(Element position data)
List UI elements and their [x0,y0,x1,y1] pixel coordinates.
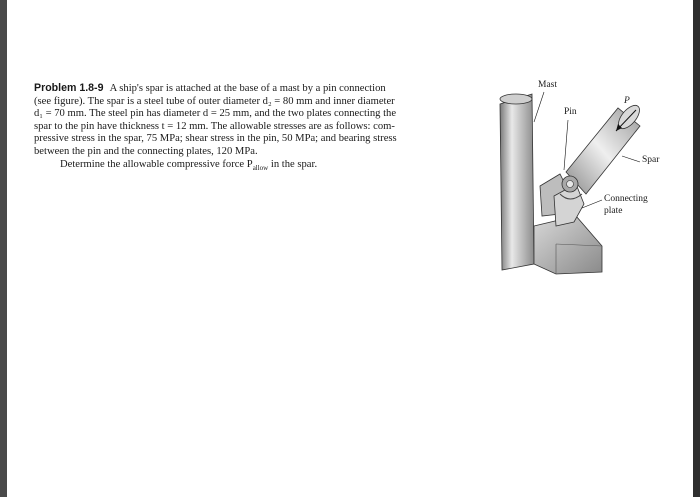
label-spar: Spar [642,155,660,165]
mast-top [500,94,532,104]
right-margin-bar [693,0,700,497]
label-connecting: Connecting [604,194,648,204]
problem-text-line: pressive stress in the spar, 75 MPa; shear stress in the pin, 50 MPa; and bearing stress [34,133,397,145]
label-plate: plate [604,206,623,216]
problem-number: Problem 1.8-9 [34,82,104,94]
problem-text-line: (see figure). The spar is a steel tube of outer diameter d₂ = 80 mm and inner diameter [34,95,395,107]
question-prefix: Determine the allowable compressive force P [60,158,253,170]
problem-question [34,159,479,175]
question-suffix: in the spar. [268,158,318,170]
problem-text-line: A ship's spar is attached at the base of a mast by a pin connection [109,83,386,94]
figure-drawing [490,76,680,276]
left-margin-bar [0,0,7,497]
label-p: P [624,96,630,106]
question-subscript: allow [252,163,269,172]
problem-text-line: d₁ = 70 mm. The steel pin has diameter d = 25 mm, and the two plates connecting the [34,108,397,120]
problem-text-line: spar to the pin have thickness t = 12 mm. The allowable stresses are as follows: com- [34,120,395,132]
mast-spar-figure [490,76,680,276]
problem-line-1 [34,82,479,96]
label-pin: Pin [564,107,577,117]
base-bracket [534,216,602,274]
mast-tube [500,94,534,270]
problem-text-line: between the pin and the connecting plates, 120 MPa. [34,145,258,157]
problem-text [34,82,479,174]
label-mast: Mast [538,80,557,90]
--
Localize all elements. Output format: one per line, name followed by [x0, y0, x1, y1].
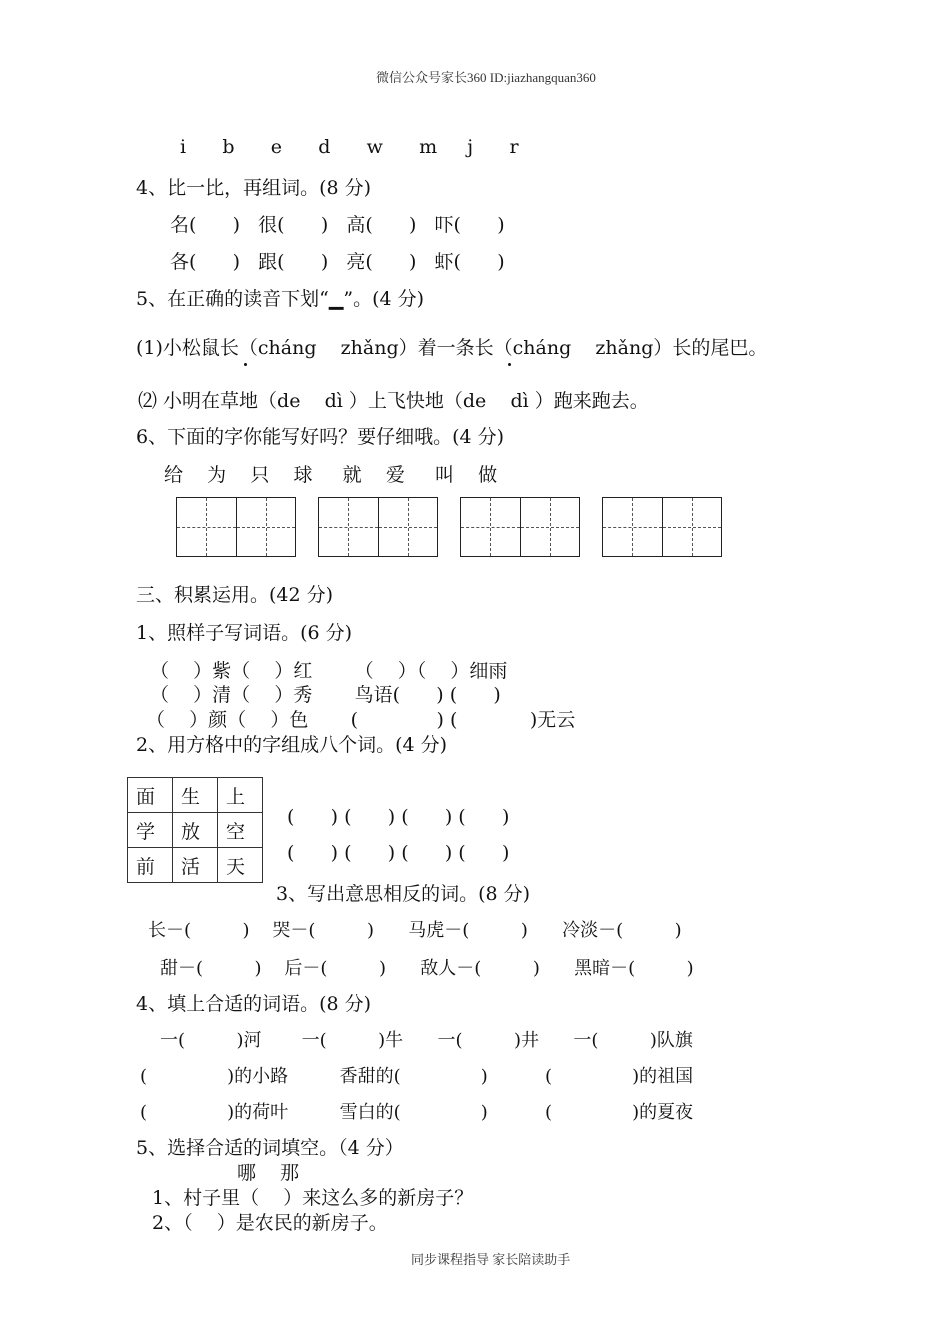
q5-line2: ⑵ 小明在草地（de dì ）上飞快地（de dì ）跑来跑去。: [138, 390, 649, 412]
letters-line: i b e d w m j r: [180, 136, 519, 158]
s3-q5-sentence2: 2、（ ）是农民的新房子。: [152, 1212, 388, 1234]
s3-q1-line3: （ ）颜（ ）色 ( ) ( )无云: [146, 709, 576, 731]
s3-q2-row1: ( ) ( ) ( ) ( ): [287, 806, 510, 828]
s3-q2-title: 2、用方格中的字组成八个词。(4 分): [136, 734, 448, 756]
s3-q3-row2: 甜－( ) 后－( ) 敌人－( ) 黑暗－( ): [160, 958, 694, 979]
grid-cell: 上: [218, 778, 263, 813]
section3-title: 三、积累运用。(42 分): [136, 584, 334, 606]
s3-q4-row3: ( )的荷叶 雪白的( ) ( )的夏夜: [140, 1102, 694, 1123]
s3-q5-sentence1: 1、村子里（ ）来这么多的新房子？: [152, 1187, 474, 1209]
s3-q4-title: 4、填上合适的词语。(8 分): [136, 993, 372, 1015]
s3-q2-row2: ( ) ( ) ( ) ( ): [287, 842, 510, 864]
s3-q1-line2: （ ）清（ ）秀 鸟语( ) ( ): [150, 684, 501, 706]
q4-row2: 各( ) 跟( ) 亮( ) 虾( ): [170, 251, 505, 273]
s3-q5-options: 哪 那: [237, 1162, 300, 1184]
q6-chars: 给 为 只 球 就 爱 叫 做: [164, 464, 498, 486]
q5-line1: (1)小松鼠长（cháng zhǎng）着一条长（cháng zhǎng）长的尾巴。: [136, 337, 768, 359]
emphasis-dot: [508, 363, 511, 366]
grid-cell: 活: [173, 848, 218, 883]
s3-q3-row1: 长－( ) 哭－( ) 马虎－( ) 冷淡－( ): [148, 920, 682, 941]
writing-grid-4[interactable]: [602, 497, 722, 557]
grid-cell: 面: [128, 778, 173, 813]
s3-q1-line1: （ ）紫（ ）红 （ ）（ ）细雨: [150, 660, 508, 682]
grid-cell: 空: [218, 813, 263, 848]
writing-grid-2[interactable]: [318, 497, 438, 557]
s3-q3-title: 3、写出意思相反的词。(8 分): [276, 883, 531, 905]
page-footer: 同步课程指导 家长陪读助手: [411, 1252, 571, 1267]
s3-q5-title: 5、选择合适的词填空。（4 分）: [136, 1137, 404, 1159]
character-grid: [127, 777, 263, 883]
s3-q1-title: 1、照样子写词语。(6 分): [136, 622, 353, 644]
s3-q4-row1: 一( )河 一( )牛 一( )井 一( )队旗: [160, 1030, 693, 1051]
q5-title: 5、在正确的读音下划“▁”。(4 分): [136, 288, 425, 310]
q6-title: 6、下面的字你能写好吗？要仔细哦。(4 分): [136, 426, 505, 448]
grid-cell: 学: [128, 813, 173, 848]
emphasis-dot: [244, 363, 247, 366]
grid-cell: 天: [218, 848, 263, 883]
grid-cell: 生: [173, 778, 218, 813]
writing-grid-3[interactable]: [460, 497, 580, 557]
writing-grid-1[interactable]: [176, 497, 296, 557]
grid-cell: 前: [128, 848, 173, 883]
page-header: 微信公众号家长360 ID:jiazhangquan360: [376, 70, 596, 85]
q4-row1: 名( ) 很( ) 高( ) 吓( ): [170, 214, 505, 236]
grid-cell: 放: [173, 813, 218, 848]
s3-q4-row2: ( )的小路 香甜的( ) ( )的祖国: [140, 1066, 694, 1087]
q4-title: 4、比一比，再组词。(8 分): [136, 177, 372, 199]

■ **THE PROBLEM**:
Please count the lines in the items above that contain the string "title", treating uppercase and lowercase as different. Reply with the number only.

■ **ANSWER TO THIS PROBLEM**:
9